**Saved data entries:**
• • •

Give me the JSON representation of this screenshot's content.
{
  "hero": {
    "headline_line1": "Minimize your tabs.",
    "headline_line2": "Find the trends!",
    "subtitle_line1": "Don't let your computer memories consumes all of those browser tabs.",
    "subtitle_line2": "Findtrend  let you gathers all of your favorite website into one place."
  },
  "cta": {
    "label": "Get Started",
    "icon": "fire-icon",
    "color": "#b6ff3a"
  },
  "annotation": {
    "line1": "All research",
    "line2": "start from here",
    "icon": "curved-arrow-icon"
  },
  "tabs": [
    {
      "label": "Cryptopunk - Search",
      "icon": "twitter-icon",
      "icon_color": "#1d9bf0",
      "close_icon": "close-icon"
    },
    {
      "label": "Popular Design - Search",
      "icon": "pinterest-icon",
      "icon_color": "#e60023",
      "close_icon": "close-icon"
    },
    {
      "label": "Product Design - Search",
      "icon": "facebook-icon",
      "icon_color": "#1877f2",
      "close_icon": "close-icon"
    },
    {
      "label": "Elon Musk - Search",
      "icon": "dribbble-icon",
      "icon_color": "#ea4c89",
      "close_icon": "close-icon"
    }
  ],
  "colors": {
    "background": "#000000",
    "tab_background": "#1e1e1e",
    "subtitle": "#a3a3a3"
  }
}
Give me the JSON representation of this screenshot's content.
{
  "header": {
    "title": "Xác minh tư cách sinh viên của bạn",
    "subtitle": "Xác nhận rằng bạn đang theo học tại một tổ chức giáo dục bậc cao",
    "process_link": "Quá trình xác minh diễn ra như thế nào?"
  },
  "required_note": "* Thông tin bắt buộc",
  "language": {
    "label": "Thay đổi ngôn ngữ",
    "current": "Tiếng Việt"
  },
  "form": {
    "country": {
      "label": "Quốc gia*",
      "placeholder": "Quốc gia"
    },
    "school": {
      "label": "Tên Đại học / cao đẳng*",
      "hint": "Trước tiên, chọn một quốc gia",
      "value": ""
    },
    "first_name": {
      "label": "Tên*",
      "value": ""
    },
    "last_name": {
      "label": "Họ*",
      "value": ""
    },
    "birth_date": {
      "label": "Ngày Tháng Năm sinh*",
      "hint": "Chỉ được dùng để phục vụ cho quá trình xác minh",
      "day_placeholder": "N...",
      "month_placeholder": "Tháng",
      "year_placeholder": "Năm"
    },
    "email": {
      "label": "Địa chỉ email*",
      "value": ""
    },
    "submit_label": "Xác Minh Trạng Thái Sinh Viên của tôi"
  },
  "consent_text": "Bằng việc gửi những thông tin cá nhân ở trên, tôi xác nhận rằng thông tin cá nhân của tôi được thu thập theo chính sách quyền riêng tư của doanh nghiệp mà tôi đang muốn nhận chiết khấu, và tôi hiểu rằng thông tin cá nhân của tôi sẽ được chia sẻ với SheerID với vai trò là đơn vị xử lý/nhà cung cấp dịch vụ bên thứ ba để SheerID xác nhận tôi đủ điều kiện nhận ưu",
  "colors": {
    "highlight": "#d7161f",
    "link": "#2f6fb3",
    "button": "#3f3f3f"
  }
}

• • •

**Prompt:** Write each line above out exactly.

**Written solution:**
Give me the JSON representation of this screenshot's content.
{
  "hero": {
    "headline_line1": "Minimize your tabs.",
    "headline_line2": "Find the trends!",
    "subtitle_line1": "Don't let your computer memories consumes all of those browser tabs.",
    "subtitle_line2": "Findtrend  let you gathers all of your favorite website into one place."
  },
  "cta": {
    "label": "Get Started",
    "icon": "fire-icon",
    "color": "#b6ff3a"
  },
  "annotation": {
    "line1": "All research",
    "line2": "start from here",
    "icon": "curved-arrow-icon"
  },
  "tabs": [
    {
      "label": "Cryptopunk - Search",
      "icon": "twitter-icon",
      "icon_color": "#1d9bf0",
      "close_icon": "close-icon"
    },
    {
      "label": "Popular Design - Search",
      "icon": "pinterest-icon",
      "icon_color": "#e60023",
      "close_icon": "close-icon"
    },
    {
      "label": "Product Design - Search",
      "icon": "facebook-icon",
      "icon_color": "#1877f2",
      "close_icon": "close-icon"
    },
    {
      "label": "Elon Musk - Search",
      "icon": "dribbble-icon",
      "icon_color": "#ea4c89",
      "close_icon": "close-icon"
    }
  ],
  "colors": {
    "background": "#000000",
    "tab_background": "#1e1e1e",
    "subtitle": "#a3a3a3"
  }
}
Give me the JSON representation of this screenshot's content.
{
  "header": {
    "title": "Xác minh tư cách sinh viên của bạn",
    "subtitle": "Xác nhận rằng bạn đang theo học tại một tổ chức giáo dục bậc cao",
    "process_link": "Quá trình xác minh diễn ra như thế nào?"
  },
  "required_note": "* Thông tin bắt buộc",
  "language": {
    "label": "Thay đổi ngôn ngữ",
    "current": "Tiếng Việt"
  },
  "form": {
    "country": {
      "label": "Quốc gia*",
      "placeholder": "Quốc gia"
    },
    "school": {
      "label": "Tên Đại học / cao đẳng*",
      "hint": "Trước tiên, chọn một quốc gia",
      "value": ""
    },
    "first_name": {
      "label": "Tên*",
      "value": ""
    },
    "last_name": {
      "label": "Họ*",
      "value": ""
    },
    "birth_date": {
      "label": "Ngày Tháng Năm sinh*",
      "hint": "Chỉ được dùng để phục vụ cho quá trình xác minh",
      "day_placeholder": "N...",
      "month_placeholder": "Tháng",
      "year_placeholder": "Năm"
    },
    "email": {
      "label": "Địa chỉ email*",
      "value": ""
    },
    "submit_label": "Xác Minh Trạng Thái Sinh Viên của tôi"
  },
  "consent_text": "Bằng việc gửi những thông tin cá nhân ở trên, tôi xác nhận rằng thông tin cá nhân của tôi được thu thập theo chính sách quyền riêng tư của doanh nghiệp mà tôi đang muốn nhận chiết khấu, và tôi hiểu rằng thông tin cá nhân của tôi sẽ được chia sẻ với SheerID với vai trò là đơn vị xử lý/nhà cung cấp dịch vụ bên thứ ba để SheerID xác nhận tôi đủ điều kiện nhận ưu",
  "colors": {
    "highlight": "#d7161f",
    "link": "#2f6fb3",
    "button": "#3f3f3f"
  }
}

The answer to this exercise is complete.